### EXERCISE
In the listing below, find every line with the string "text" and pull it out.

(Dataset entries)
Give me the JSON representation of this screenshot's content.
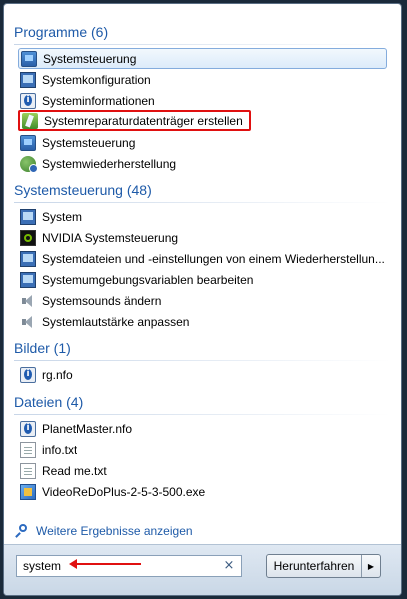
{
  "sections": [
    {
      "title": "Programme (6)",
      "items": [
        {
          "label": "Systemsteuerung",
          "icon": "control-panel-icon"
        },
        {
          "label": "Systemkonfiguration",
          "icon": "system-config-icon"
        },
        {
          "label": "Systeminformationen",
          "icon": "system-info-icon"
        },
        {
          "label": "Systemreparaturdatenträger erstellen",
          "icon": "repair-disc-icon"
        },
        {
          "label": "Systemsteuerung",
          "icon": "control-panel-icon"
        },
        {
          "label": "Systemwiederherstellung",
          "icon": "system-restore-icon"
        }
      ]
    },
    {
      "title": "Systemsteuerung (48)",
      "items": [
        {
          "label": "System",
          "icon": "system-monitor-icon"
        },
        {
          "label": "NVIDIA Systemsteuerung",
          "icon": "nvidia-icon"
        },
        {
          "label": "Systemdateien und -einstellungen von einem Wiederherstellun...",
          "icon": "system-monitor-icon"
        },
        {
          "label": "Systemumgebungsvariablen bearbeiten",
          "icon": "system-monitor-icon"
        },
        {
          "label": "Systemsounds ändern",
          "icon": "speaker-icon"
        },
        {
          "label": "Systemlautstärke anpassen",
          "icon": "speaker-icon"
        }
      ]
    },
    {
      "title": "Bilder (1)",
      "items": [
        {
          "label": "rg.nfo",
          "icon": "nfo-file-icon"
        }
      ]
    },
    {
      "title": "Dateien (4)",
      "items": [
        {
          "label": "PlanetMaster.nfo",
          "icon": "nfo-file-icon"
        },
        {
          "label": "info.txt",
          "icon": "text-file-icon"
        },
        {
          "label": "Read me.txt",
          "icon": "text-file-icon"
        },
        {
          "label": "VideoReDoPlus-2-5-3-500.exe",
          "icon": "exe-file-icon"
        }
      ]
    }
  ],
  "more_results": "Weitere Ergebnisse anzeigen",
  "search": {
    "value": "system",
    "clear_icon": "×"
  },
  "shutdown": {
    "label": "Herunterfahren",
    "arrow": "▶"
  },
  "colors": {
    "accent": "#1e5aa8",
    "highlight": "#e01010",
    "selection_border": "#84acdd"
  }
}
...
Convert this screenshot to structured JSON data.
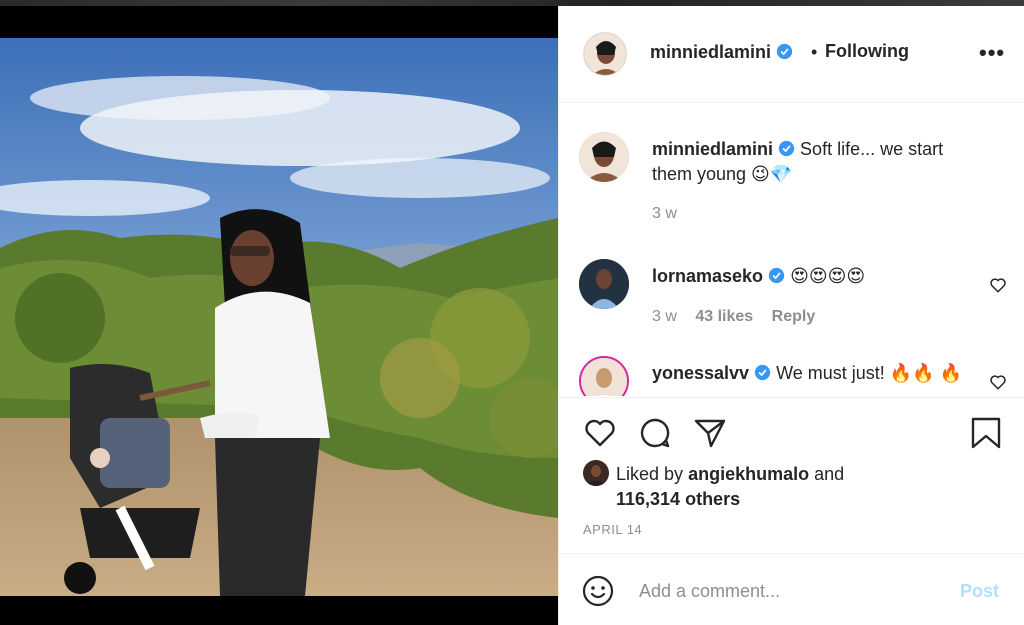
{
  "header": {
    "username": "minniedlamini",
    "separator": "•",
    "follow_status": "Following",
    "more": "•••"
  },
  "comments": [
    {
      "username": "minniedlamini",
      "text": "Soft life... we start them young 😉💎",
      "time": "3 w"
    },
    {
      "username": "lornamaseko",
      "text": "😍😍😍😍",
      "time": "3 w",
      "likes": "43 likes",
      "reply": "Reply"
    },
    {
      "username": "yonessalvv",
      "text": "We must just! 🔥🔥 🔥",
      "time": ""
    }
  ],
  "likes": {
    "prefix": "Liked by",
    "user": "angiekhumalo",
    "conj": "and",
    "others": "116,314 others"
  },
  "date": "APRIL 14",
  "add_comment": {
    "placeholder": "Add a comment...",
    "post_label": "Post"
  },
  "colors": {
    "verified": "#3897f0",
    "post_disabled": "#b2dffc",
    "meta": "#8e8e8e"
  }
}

### FULL ANSWER
          "icon": "text-file-icon"
          "icon": "text-file-icon"
      "text": "Soft life... we start them young 😉💎",
      "text": "😍😍😍😍",
      "text": "We must just! 🔥🔥 🔥",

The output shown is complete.